Stored items from a collection
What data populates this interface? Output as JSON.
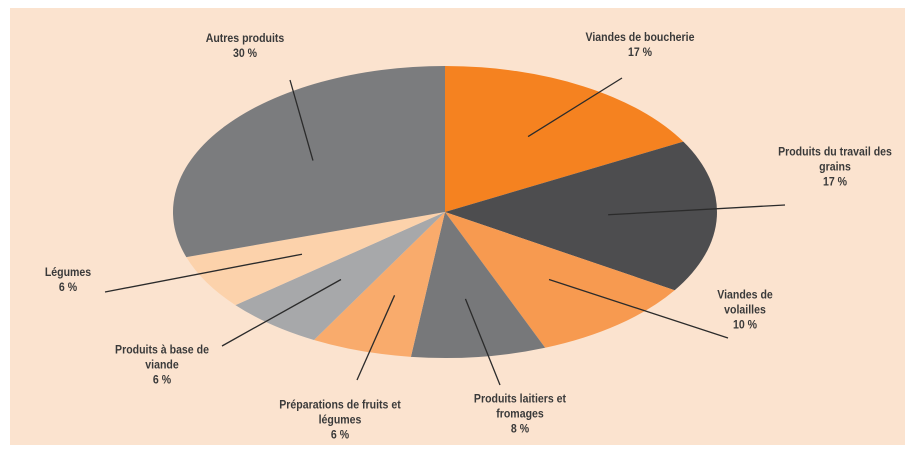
{
  "chart_data": {
    "type": "pie",
    "categories": [
      "Viandes de boucherie",
      "Produits du travail des grains",
      "Viandes de volailles",
      "Produits laitiers et fromages",
      "Préparations de fruits et légumes",
      "Produits à base de viande",
      "Légumes",
      "Autres produits"
    ],
    "values": [
      17,
      17,
      10,
      8,
      6,
      6,
      6,
      30
    ],
    "value_labels": [
      "17 %",
      "17 %",
      "10 %",
      "8 %",
      "6 %",
      "6 %",
      "6 %",
      "30 %"
    ],
    "colors": [
      "#f58220",
      "#4d4d4f",
      "#f79a50",
      "#77787a",
      "#f9ab6c",
      "#a7a8aa",
      "#fcd2ab",
      "#7b7c7e"
    ]
  }
}
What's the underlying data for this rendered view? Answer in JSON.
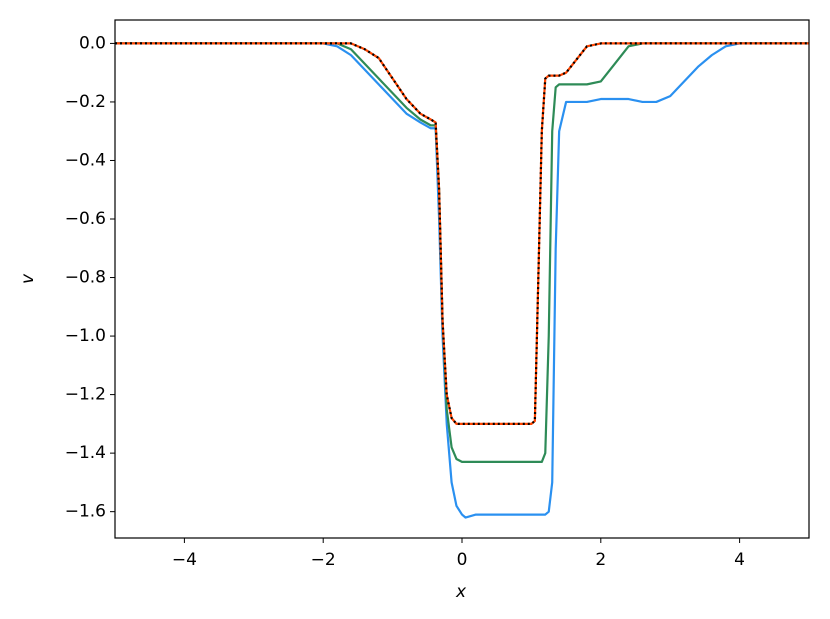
{
  "chart_data": {
    "type": "line",
    "xlabel": "x",
    "ylabel": "v",
    "xlim": [
      -5,
      5
    ],
    "ylim": [
      -1.69,
      0.08
    ],
    "xticks": [
      {
        "value": -4,
        "label": "−4"
      },
      {
        "value": -2,
        "label": "−2"
      },
      0,
      2,
      4
    ],
    "yticks": [
      {
        "value": -1.6,
        "label": "−1.6"
      },
      {
        "value": -1.4,
        "label": "−1.4"
      },
      {
        "value": -1.2,
        "label": "−1.2"
      },
      {
        "value": -1.0,
        "label": "−1.0"
      },
      {
        "value": -0.8,
        "label": "−0.8"
      },
      {
        "value": -0.6,
        "label": "−0.6"
      },
      {
        "value": -0.4,
        "label": "−0.4"
      },
      {
        "value": -0.2,
        "label": "−0.2"
      },
      {
        "value": 0,
        "label": "0.0"
      }
    ],
    "x": [
      -5,
      -2,
      -1.8,
      -1.6,
      -1.4,
      -1.2,
      -1,
      -0.8,
      -0.6,
      -0.45,
      -0.38,
      -0.33,
      -0.28,
      -0.22,
      -0.15,
      -0.08,
      0,
      0.05,
      0.2,
      0.5,
      0.8,
      1.0,
      1.05,
      1.1,
      1.15,
      1.2,
      1.25,
      1.3,
      1.35,
      1.4,
      1.5,
      1.6,
      1.8,
      2.0,
      2.2,
      2.4,
      2.6,
      2.8,
      3.0,
      3.2,
      3.4,
      3.6,
      3.8,
      4.0,
      5
    ],
    "series": [
      {
        "color": "#2a90f0",
        "linestyle": "solid",
        "values": [
          0,
          0,
          -0.01,
          -0.04,
          -0.09,
          -0.14,
          -0.19,
          -0.24,
          -0.27,
          -0.29,
          -0.29,
          -0.6,
          -1.0,
          -1.3,
          -1.5,
          -1.58,
          -1.61,
          -1.62,
          -1.61,
          -1.61,
          -1.61,
          -1.61,
          -1.61,
          -1.61,
          -1.61,
          -1.61,
          -1.6,
          -1.5,
          -0.7,
          -0.3,
          -0.2,
          -0.2,
          -0.2,
          -0.19,
          -0.19,
          -0.19,
          -0.2,
          -0.2,
          -0.18,
          -0.13,
          -0.08,
          -0.04,
          -0.01,
          0,
          0
        ]
      },
      {
        "color": "#2e8b57",
        "linestyle": "solid",
        "values": [
          0,
          0,
          0,
          -0.02,
          -0.07,
          -0.12,
          -0.17,
          -0.22,
          -0.26,
          -0.28,
          -0.28,
          -0.5,
          -0.95,
          -1.25,
          -1.38,
          -1.42,
          -1.43,
          -1.43,
          -1.43,
          -1.43,
          -1.43,
          -1.43,
          -1.43,
          -1.43,
          -1.43,
          -1.4,
          -1.0,
          -0.3,
          -0.15,
          -0.14,
          -0.14,
          -0.14,
          -0.14,
          -0.13,
          -0.07,
          -0.01,
          0,
          0,
          0,
          0,
          0,
          0,
          0,
          0,
          0
        ]
      },
      {
        "color": "#ff4500",
        "linestyle": "solid",
        "values": [
          0,
          0,
          0,
          0,
          -0.02,
          -0.05,
          -0.12,
          -0.19,
          -0.24,
          -0.26,
          -0.27,
          -0.5,
          -0.95,
          -1.2,
          -1.28,
          -1.3,
          -1.3,
          -1.3,
          -1.3,
          -1.3,
          -1.3,
          -1.3,
          -1.29,
          -0.8,
          -0.3,
          -0.12,
          -0.11,
          -0.11,
          -0.11,
          -0.11,
          -0.1,
          -0.07,
          -0.01,
          0,
          0,
          0,
          0,
          0,
          0,
          0,
          0,
          0,
          0,
          0,
          0
        ]
      },
      {
        "color": "#000000",
        "linestyle": "dotted",
        "values": [
          0,
          0,
          0,
          0,
          -0.02,
          -0.05,
          -0.12,
          -0.19,
          -0.24,
          -0.26,
          -0.27,
          -0.5,
          -0.95,
          -1.2,
          -1.28,
          -1.3,
          -1.3,
          -1.3,
          -1.3,
          -1.3,
          -1.3,
          -1.3,
          -1.29,
          -0.8,
          -0.3,
          -0.12,
          -0.11,
          -0.11,
          -0.11,
          -0.11,
          -0.1,
          -0.07,
          -0.01,
          0,
          0,
          0,
          0,
          0,
          0,
          0,
          0,
          0,
          0,
          0,
          0
        ]
      }
    ]
  }
}
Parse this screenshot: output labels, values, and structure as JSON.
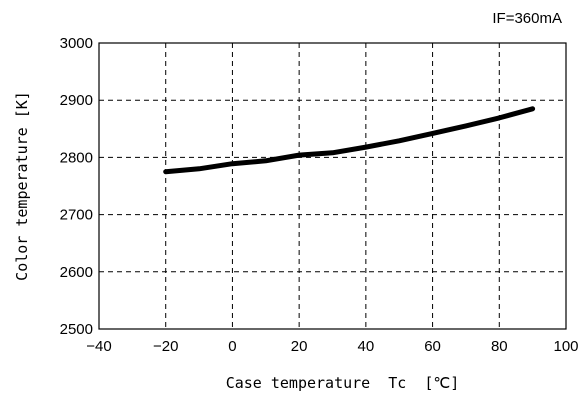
{
  "chart_data": {
    "type": "line",
    "annotation": "IF=360mA",
    "xlabel": "Case temperature  Tc  [℃]",
    "ylabel": "Color temperature [K]",
    "xlim": [
      -40,
      100
    ],
    "ylim": [
      2500,
      3000
    ],
    "xticks": [
      -40,
      -20,
      0,
      20,
      40,
      60,
      80,
      100
    ],
    "yticks": [
      2500,
      2600,
      2700,
      2800,
      2900,
      3000
    ],
    "grid": true,
    "series": [
      {
        "color": "#000000",
        "x": [
          -20,
          -10,
          0,
          10,
          20,
          30,
          40,
          50,
          60,
          70,
          80,
          90
        ],
        "y": [
          2775,
          2780,
          2789,
          2794,
          2804,
          2808,
          2818,
          2829,
          2842,
          2855,
          2869,
          2885
        ]
      }
    ]
  }
}
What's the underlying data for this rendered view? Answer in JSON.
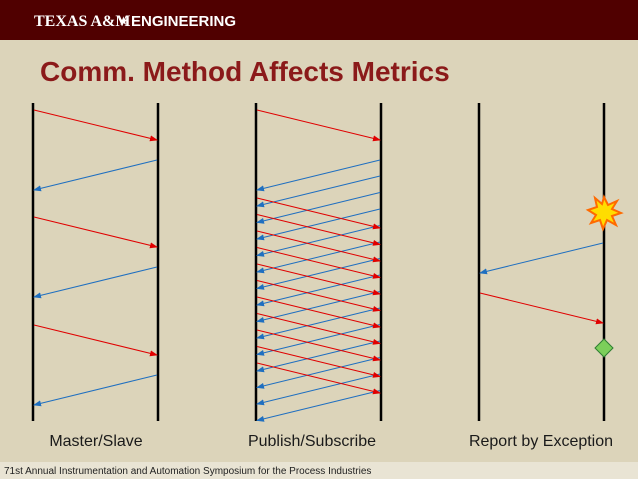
{
  "header": {
    "brand": "TEXAS A&M",
    "brand_suffix": "ENGINEERING"
  },
  "title": "Comm. Method Affects Metrics",
  "panels": [
    {
      "label": "Master/Slave"
    },
    {
      "label": "Publish/Subscribe"
    },
    {
      "label": "Report by Exception"
    }
  ],
  "footer": {
    "text": "71st Annual Instrumentation and Automation Symposium for the Process Industries"
  }
}
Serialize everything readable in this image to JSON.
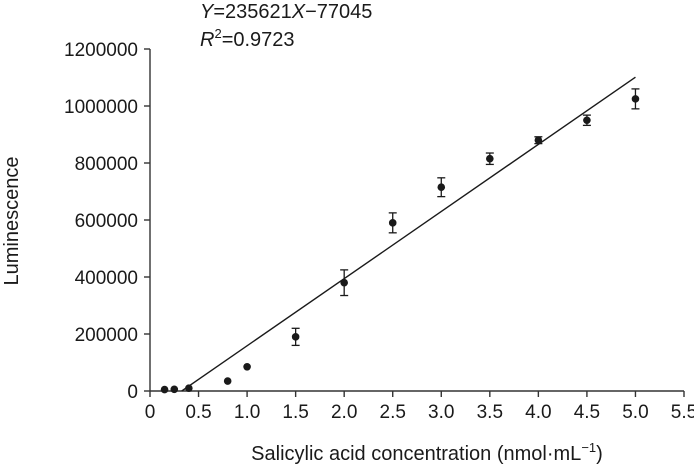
{
  "chart_data": {
    "type": "scatter",
    "title": "",
    "xlabel": "Salicylic acid concentration (nmol·mL",
    "xlabel_sup": "−1",
    "xlabel_close": ")",
    "ylabel": "Luminescence",
    "xlim": [
      0,
      5.5
    ],
    "ylim": [
      0,
      1200000
    ],
    "xticks": [
      0,
      0.5,
      1.0,
      1.5,
      2.0,
      2.5,
      3.0,
      3.5,
      4.0,
      4.5,
      5.0,
      5.5
    ],
    "xtick_labels": [
      "0",
      "0.5",
      "1.0",
      "1.5",
      "2.0",
      "2.5",
      "3.0",
      "3.5",
      "4.0",
      "4.5",
      "5.0",
      "5.5"
    ],
    "yticks": [
      0,
      200000,
      400000,
      600000,
      800000,
      1000000,
      1200000
    ],
    "ytick_labels": [
      "0",
      "200000",
      "400000",
      "600000",
      "800000",
      "1000000",
      "1200000"
    ],
    "grid": false,
    "series": [
      {
        "points": [
          {
            "x": 0.15,
            "y": 5000,
            "err": 0
          },
          {
            "x": 0.25,
            "y": 6000,
            "err": 0
          },
          {
            "x": 0.4,
            "y": 10000,
            "err": 0
          },
          {
            "x": 0.8,
            "y": 35000,
            "err": 0
          },
          {
            "x": 1.0,
            "y": 85000,
            "err": 0
          },
          {
            "x": 1.5,
            "y": 190000,
            "err": 30000
          },
          {
            "x": 2.0,
            "y": 380000,
            "err": 45000
          },
          {
            "x": 2.5,
            "y": 590000,
            "err": 35000
          },
          {
            "x": 3.0,
            "y": 715000,
            "err": 33000
          },
          {
            "x": 3.5,
            "y": 815000,
            "err": 20000
          },
          {
            "x": 4.0,
            "y": 880000,
            "err": 12000
          },
          {
            "x": 4.5,
            "y": 950000,
            "err": 18000
          },
          {
            "x": 5.0,
            "y": 1025000,
            "err": 35000
          }
        ]
      }
    ],
    "fit": {
      "slope": 235621,
      "intercept": -77045,
      "x_start": 0.327,
      "x_end": 5.0,
      "equation_y": "Y",
      "equation_mid": "=235621",
      "equation_x": "X",
      "equation_end": "−77045",
      "r2_r": "R",
      "r2_sup": "2",
      "r2_value": "=0.9723"
    }
  }
}
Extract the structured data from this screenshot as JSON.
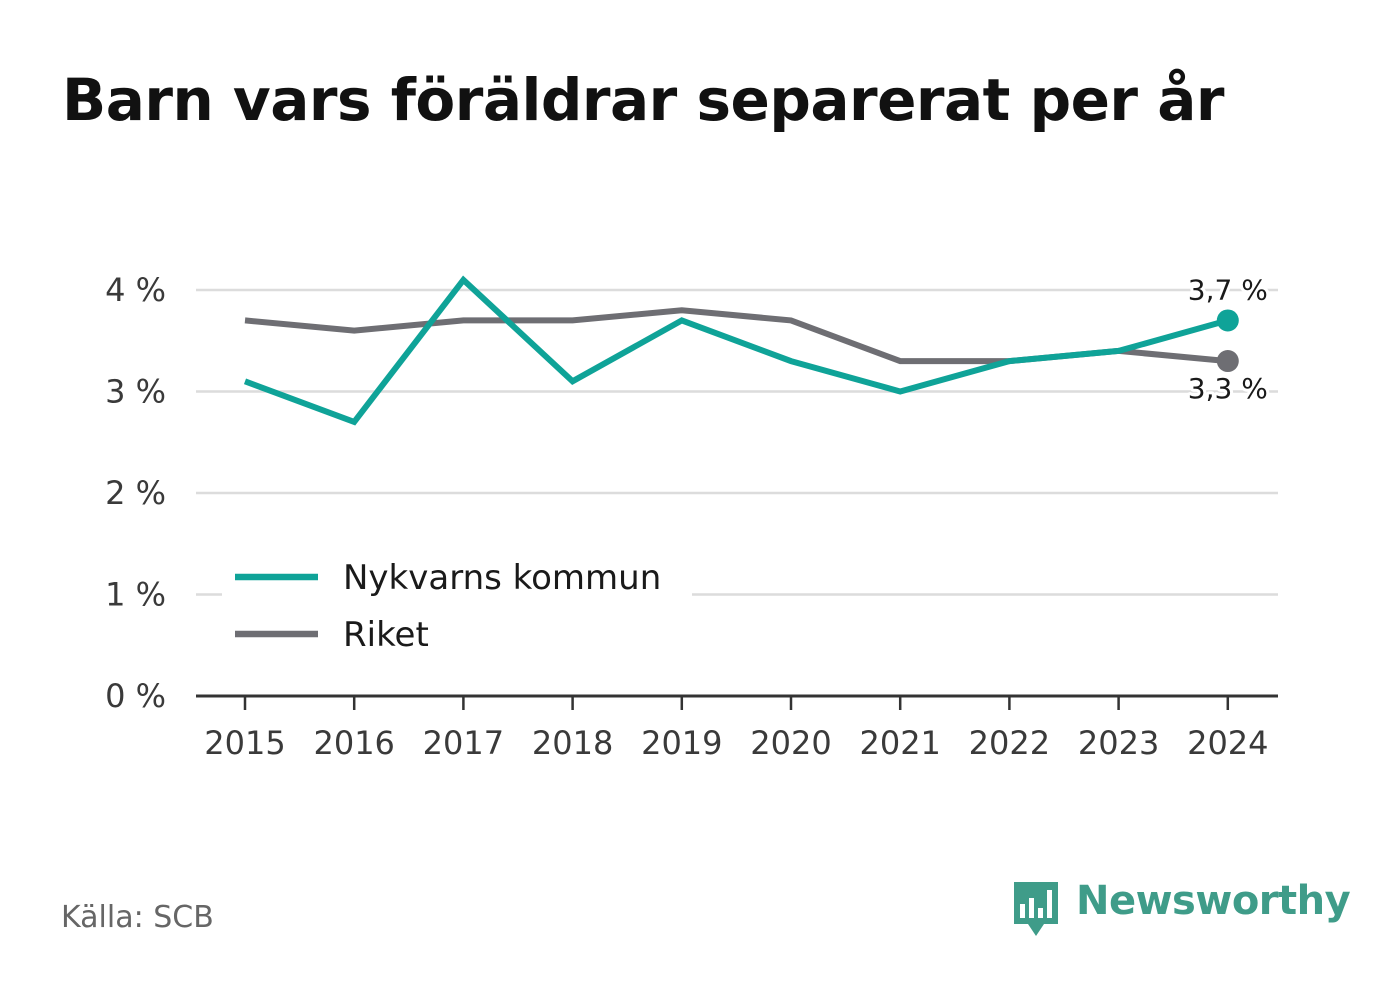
{
  "title": "Barn vars föräldrar separerat per år",
  "source": "Källa: SCB",
  "brand": {
    "name": "Newsworthy",
    "color": "#3f9c89"
  },
  "chart_data": {
    "type": "line",
    "title": "Barn vars föräldrar separerat per år",
    "xlabel": "",
    "ylabel": "",
    "x": [
      "2015",
      "2016",
      "2017",
      "2018",
      "2019",
      "2020",
      "2021",
      "2022",
      "2023",
      "2024"
    ],
    "ylim": [
      0,
      4.3
    ],
    "yticks": [
      0,
      1,
      2,
      3,
      4
    ],
    "ytick_labels": [
      "0 %",
      "1 %",
      "2 %",
      "3 %",
      "4 %"
    ],
    "grid": true,
    "legend_position": "bottom-left",
    "series": [
      {
        "name": "Nykvarns kommun",
        "color": "#0fa398",
        "values": [
          3.1,
          2.7,
          4.1,
          3.1,
          3.7,
          3.3,
          3.0,
          3.3,
          3.4,
          3.7
        ],
        "end_label": "3,7 %"
      },
      {
        "name": "Riket",
        "color": "#6e6e73",
        "values": [
          3.7,
          3.6,
          3.7,
          3.7,
          3.8,
          3.7,
          3.3,
          3.3,
          3.4,
          3.3
        ],
        "end_label": "3,3 %"
      }
    ]
  }
}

* [Aim]
Write out every line of the data that holds the word "JSON".

* [Written response]
What data populates this interface? Output as JSON.
What's the underlying data for this rendered view? Answer in JSON.
Parse this screenshot: output labels, values, and structure as JSON.
What's the underlying data for this rendered view? Answer in JSON.
Serialize everything readable in this image to JSON.
Extract the structured data from this screenshot as JSON.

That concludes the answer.